Records contained in a dataset
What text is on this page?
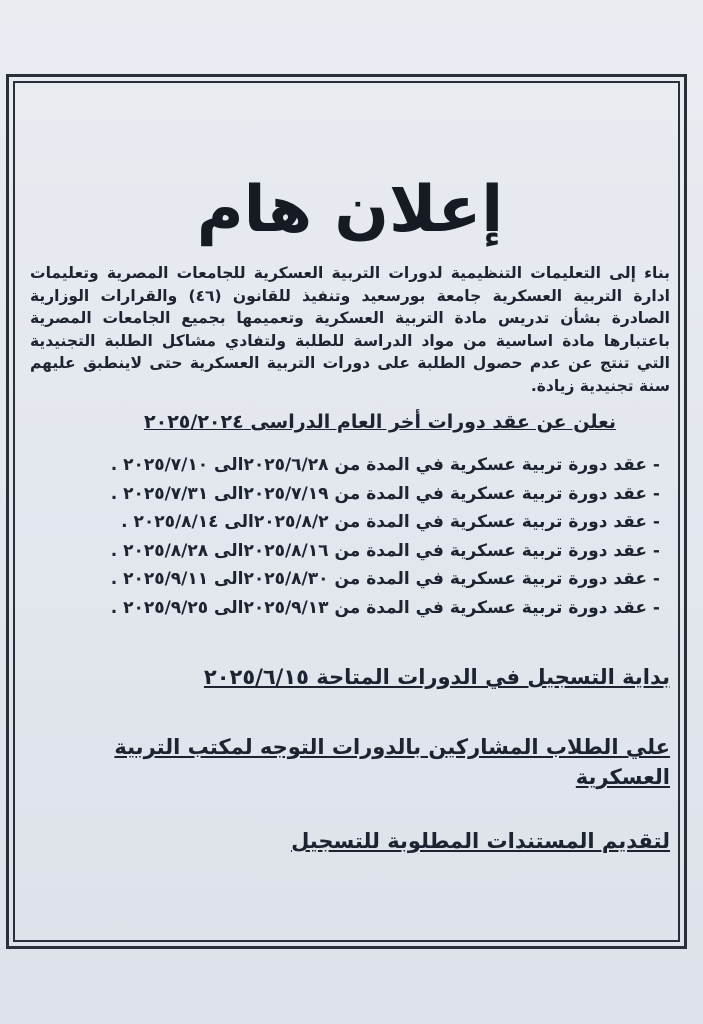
إعلان هام

بناء إلى التعليمات التنظيمية لدورات التربية العسكرية للجامعات المصرية وتعليمات ادارة التربية العسكرية جامعة بورسعيد وتنفيذ للقانون (٤٦) والقرارات الوزارية الصادرة بشأن تدريس مادة التربية العسكرية وتعميمها بجميع الجامعات المصرية باعتبارها مادة اساسية من مواد الدراسة للطلبة ولتفادي مشاكل الطلبة التجنيدية التي تنتج عن عدم حصول الطلبة على دورات التربية العسكرية حتى لاينطبق عليهم سنة تجنيدية زيادة.

نعلن عن عقد دورات أخر العام الدراسى ٢٠٢٥/٢٠٢٤

- عقد دورة تربية عسكرية في المدة من ٢٠٢٥/٦/٢٨الى ٢٠٢٥/٧/١٠ .
- عقد دورة تربية عسكرية في المدة من ٢٠٢٥/٧/١٩الى ٢٠٢٥/٧/٣١ .
- عقد دورة تربية عسكرية في المدة من ٢٠٢٥/٨/٢الى ٢٠٢٥/٨/١٤ .
- عقد دورة تربية عسكرية في المدة من ٢٠٢٥/٨/١٦الى ٢٠٢٥/٨/٢٨ .
- عقد دورة تربية عسكرية في المدة من ٢٠٢٥/٨/٣٠الى ٢٠٢٥/٩/١١ .
- عقد دورة تربية عسكرية في المدة من ٢٠٢٥/٩/١٣الى ٢٠٢٥/٩/٢٥ .

بداية التسجيل في الدورات المتاحة ٢٠٢٥/٦/١٥

علي الطلاب المشاركين بالدورات التوجه لمكتب التربية العسكرية

لتقديم المستندات المطلوبة للتسجيل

**GIVEN TASK:**
Exclude the pictures and transcribe all of the entries exactly.

**TASK RESPONSE:**
What text is on this page?
إعلان هام

بناء إلى التعليمات التنظيمية لدورات التربية العسكرية للجامعات المصرية وتعليمات ادارة التربية العسكرية جامعة بورسعيد وتنفيذ للقانون (٤٦) والقرارات الوزارية الصادرة بشأن تدريس مادة التربية العسكرية وتعميمها بجميع الجامعات المصرية باعتبارها مادة اساسية من مواد الدراسة للطلبة ولتفادي مشاكل الطلبة التجنيدية التي تنتج عن عدم حصول الطلبة على دورات التربية العسكرية حتى لاينطبق عليهم سنة تجنيدية زيادة.

نعلن عن عقد دورات أخر العام الدراسى ٢٠٢٥/٢٠٢٤

- عقد دورة تربية عسكرية في المدة من ٢٠٢٥/٦/٢٨الى ٢٠٢٥/٧/١٠ .
- عقد دورة تربية عسكرية في المدة من ٢٠٢٥/٧/١٩الى ٢٠٢٥/٧/٣١ .
- عقد دورة تربية عسكرية في المدة من ٢٠٢٥/٨/٢الى ٢٠٢٥/٨/١٤ .
- عقد دورة تربية عسكرية في المدة من ٢٠٢٥/٨/١٦الى ٢٠٢٥/٨/٢٨ .
- عقد دورة تربية عسكرية في المدة من ٢٠٢٥/٨/٣٠الى ٢٠٢٥/٩/١١ .
- عقد دورة تربية عسكرية في المدة من ٢٠٢٥/٩/١٣الى ٢٠٢٥/٩/٢٥ .

بداية التسجيل في الدورات المتاحة ٢٠٢٥/٦/١٥

علي الطلاب المشاركين بالدورات التوجه لمكتب التربية العسكرية

لتقديم المستندات المطلوبة للتسجيل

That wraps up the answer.